Collect all the lines that mention the word "处产生的电场强度大小".

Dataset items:
_ _ _
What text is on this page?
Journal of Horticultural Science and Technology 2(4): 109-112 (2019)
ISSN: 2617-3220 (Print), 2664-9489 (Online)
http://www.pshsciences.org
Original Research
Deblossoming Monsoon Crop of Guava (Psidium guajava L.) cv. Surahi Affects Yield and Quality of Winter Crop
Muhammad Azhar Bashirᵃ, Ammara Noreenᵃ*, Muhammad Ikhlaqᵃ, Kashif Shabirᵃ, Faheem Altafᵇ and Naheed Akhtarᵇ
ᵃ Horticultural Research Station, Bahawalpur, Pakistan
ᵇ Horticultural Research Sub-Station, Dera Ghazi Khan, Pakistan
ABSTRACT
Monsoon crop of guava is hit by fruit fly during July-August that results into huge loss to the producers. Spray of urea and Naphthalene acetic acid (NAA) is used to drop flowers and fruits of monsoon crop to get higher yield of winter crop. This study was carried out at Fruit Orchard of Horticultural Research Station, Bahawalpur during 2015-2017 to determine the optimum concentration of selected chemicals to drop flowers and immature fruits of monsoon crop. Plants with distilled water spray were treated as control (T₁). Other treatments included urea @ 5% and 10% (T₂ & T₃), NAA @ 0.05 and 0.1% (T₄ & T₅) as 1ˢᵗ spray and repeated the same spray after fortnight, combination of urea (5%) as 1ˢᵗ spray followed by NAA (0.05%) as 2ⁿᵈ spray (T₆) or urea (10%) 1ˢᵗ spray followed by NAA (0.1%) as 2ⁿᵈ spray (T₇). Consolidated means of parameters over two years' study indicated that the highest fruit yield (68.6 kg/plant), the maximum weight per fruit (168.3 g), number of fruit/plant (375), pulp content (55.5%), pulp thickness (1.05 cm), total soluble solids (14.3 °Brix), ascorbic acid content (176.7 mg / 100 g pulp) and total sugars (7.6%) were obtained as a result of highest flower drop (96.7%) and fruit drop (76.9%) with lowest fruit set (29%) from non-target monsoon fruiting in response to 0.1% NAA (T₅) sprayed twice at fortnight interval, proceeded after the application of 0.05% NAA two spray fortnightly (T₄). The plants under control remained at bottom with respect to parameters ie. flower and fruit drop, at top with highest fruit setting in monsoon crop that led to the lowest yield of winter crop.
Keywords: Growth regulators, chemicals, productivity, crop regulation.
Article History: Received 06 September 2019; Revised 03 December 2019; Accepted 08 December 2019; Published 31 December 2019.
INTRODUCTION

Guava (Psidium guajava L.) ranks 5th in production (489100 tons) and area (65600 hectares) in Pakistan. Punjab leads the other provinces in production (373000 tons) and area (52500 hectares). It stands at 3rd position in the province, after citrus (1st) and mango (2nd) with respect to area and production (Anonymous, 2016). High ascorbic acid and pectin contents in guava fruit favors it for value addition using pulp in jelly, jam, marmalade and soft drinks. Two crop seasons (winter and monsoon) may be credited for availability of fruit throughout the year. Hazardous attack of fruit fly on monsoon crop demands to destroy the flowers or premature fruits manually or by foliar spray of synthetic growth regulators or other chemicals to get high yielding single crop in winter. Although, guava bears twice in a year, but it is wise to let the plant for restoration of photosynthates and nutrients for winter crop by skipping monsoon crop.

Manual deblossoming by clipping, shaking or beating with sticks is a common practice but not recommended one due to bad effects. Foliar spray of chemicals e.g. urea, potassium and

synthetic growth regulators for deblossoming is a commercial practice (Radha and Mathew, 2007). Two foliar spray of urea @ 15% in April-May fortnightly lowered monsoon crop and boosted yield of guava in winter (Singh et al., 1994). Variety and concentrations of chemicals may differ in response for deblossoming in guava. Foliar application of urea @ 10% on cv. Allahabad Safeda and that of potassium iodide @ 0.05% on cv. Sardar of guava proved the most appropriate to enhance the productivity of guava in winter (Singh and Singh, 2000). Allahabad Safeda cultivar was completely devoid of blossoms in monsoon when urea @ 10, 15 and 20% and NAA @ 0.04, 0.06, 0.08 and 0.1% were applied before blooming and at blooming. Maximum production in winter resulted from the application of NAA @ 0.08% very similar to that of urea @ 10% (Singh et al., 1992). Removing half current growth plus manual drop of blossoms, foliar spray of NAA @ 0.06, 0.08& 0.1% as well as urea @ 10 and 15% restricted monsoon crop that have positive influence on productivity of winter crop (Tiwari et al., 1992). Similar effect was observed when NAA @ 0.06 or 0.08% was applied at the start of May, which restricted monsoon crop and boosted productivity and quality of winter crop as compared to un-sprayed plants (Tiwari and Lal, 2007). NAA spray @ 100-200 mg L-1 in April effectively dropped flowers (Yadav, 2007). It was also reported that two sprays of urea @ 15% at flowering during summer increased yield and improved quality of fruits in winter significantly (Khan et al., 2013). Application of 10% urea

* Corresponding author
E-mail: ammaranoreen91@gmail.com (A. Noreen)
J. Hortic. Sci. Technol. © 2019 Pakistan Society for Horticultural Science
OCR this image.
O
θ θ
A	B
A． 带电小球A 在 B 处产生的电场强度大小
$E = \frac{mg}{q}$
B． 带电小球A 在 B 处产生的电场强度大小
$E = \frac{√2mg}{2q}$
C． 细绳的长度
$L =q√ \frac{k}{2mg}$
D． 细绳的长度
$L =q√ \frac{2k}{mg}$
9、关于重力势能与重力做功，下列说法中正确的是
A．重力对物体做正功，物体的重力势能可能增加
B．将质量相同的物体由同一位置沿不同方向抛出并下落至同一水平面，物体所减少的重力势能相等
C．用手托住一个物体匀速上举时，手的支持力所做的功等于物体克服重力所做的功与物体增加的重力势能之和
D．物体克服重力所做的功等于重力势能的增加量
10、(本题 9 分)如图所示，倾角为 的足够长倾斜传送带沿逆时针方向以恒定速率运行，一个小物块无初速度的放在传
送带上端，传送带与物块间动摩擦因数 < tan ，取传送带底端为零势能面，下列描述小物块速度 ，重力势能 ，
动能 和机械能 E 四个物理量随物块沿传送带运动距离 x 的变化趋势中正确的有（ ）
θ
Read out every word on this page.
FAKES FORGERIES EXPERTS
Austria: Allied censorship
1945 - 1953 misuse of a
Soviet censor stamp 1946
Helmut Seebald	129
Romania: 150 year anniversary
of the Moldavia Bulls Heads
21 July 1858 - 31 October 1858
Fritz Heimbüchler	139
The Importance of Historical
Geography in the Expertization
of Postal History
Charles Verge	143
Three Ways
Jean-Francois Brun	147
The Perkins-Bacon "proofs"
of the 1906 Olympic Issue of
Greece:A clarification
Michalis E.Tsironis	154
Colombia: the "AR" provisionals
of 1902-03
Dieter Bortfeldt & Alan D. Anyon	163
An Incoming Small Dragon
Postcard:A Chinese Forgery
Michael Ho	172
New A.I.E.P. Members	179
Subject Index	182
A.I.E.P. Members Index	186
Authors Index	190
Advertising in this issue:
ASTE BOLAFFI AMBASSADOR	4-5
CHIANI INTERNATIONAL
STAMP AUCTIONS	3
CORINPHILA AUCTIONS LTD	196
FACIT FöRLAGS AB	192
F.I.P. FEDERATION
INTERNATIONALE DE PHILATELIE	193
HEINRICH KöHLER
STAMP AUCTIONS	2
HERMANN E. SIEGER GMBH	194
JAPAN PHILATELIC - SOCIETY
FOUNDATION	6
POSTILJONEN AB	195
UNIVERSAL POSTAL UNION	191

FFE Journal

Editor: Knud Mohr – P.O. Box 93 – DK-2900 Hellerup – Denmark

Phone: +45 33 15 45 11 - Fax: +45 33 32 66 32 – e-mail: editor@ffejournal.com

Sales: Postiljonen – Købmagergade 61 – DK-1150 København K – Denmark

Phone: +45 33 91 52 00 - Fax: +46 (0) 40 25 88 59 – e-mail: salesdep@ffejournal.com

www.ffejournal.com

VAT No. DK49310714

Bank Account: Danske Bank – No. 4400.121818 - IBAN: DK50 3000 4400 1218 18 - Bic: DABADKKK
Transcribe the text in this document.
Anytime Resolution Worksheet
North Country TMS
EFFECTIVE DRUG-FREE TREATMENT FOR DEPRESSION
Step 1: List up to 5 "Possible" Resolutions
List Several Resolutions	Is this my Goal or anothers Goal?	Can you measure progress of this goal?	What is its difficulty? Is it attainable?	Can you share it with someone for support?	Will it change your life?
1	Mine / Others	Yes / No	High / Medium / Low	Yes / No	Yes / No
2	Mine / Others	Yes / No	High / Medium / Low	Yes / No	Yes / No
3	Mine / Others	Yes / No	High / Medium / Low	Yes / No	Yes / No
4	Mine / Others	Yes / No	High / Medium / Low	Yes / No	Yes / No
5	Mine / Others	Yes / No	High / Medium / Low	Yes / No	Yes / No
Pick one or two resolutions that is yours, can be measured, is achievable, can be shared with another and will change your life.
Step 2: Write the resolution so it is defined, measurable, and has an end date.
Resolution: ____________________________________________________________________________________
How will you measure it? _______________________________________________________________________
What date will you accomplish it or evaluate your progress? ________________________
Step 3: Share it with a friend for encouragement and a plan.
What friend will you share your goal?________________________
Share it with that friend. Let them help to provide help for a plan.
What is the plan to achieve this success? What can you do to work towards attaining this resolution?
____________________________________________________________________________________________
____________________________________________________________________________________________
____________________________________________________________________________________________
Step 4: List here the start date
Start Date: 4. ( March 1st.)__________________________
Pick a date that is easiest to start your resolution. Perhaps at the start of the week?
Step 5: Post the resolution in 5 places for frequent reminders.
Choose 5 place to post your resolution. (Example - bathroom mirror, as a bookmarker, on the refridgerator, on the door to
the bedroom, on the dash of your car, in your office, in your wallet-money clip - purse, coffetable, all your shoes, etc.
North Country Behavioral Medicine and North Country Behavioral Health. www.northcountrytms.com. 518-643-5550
_ _ _
Finished answer »
A． 带电小球A 在 B 处产生的电场强度大小
B． 带电小球A 在 B 处产生的电场强度大小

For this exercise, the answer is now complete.